(Consigne)
Recopiez fidèlement, dans l'extrait sur les gacaca au Rwanda, tout le passage qui va de « Des tables et » jusqu'à « bleu, vert, jaune. ».

Rwanda : les faux réconciliés du génocide
LE MONDE | 06.12.05 | 15h22 • Mis à jour le 06.12.05 | 16h12
KIGALI ENVOYÉE SPÉCIALE


C'est dimanche à Kimironko, un quartier de l'est de Kigali. Comme chaque semaine, jusque dans les collines les plus reculées du Rwanda, la rumeur publique diffuse l'information du lieu et de l'heure. Tous les habitants de la commune sont tenus d'assister à la gacaca (prononcer gatchatcha) : littéralement, au "tribunal sur gazon".


L'Etat rwandais a réinventé cette justice populaire traditionnelle pour juger les auteurs du génocide. A la manière des anciens qui résolvaient leurs conflits en palabrant sous l'arbre avant d'aller boire ensemble de la bière de banane, les gacaca actuelles confient le soin de juger les tueurs à la population, via des juges élus parmi elle. Les relations de voisinage rendent difficile le mensonge et incitent aux aveux.

Ce dimanche, à Kimironko, c'est à 15 heures, sur le terrain vague qui fait face au bureau du district. On attend. En Afrique, l'horaire a la patience d'attendre ceux qui tardent à l'honorer. D'un pas nonchalant, des habitants surgissent de toutes parts au compte-gouttes et s'installent sur l'herbe. A 16 h 30, ils finissent par être deux cents. Leur groupe coloré domine les collines à perte de vue. Une brise apporte des odeurs de menthe.

Des tables et quelques bancs sont installés au milieu du champ jonché de pins et d'eucalyptus. Sans se presser, les habitants prennent place où ils peuvent. Face à eux, derrière les tables, s'asseyent les 9 inyangamugayo : les "hommes intègres" (4 femmes et 5 hommes) élus par la population locale, généralement parce qu'ils sont sages et lettrés. Ils portent en bandoulière des écharpes aux couleurs du Rwanda : bleu, vert, jaune.

Une minute de silence est d'abord observée en hommage "à nos frères, soeurs et parents victimes du génocide". Puis un premier accusé émerge de la foule et se présente devant les "hommes intègres". C'est un ancien prisonnier, en liberté conditionnelle depuis deux mois. Il tourne vers l'assemblée son regard tourmenté et reste là, debout, entre les juges et la petite foule sagement réunie. "A tous, je demande pardon, commence-t-il. Je vais vous dire ce que j'ai fait."

C'était ici même, à l'endroit précis où se tient la gacaca. "L'attaque" avait commencé, ordonnée par on ne sait qui. Des Tutsis tentaient de s'échapper. L'accusé ne s'encombre pas de mots : "Il y avait une maman qui s'enfuyait. Alors on est tous allés vers elle et on lui a coupé la tête."

Murmure dans l'assemblée. L'accusé reprend, impassible : "Il y avait aussi un bébé mort. Je me suis approché pour le voir mais ce n'est pas moi qui l'ai tué. Voilà tout ce que j'ai fait."

Un doigt se lève dans la foule silencieuse. L'un des "hommes intègres" lui donne la parole. "Tu n'es pas clair. L'enfant mort, tu ne l'as pas achevé ? Et la maman, c'est toi qui l'as tuée ?

(Enregistrements des boîtes d'éléments)

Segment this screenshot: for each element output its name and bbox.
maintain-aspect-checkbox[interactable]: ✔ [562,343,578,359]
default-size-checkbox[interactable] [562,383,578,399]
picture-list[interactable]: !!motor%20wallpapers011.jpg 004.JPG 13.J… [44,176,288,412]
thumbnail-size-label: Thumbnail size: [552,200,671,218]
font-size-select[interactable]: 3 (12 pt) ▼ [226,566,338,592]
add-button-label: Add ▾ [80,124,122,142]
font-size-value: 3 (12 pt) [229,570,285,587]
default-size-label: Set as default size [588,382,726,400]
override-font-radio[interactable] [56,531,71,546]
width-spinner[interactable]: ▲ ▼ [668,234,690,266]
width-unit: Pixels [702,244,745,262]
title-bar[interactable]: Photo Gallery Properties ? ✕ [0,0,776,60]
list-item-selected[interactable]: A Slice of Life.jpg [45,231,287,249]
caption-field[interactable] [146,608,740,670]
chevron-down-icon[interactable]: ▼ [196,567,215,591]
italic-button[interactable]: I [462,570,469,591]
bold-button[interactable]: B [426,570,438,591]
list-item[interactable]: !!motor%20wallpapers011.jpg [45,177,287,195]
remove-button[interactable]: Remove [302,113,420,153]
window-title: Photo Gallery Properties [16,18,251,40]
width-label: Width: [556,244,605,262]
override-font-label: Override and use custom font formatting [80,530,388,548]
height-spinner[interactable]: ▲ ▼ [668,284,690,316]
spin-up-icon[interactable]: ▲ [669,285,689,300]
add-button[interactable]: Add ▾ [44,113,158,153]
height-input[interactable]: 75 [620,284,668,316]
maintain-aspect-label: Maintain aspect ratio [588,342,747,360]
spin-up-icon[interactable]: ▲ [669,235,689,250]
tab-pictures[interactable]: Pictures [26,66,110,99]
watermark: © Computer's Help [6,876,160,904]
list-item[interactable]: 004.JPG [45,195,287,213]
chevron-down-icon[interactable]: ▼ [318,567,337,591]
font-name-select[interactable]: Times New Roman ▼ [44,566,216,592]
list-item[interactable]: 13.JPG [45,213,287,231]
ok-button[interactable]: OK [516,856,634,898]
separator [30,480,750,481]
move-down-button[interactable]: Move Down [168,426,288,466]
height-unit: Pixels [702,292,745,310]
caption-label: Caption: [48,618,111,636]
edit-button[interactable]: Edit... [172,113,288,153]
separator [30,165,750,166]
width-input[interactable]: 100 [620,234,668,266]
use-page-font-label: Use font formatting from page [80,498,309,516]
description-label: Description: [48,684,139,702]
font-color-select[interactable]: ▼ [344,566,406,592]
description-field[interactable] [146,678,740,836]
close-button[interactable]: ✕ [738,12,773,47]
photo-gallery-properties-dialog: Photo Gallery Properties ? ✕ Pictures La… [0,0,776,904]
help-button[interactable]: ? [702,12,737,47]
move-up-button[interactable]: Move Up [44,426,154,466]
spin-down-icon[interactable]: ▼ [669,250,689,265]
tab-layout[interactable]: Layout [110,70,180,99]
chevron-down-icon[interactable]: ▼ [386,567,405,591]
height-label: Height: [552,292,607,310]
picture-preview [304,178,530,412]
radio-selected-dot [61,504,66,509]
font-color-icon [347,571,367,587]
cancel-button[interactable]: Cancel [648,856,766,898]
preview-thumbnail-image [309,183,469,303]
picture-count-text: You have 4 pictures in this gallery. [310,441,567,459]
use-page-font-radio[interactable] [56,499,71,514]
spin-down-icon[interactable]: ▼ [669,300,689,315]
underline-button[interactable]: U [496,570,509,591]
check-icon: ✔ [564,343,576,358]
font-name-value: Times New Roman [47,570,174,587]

(Solution proposée)
Des tables et quelques bancs sont installés au milieu du champ jonché de pins et d'eucalyptus. Sans se presser, les habitants prennent place où ils peuvent. Face à eux, derrière les tables, s'asseyent les 9 inyangamugayo : les "hommes intègres" (4 femmes et 5 hommes) élus par la population locale, généralement parce qu'ils sont sages et lettrés. Ils portent en bandoulière des écharpes aux couleurs du Rwanda : bleu, vert, jaune.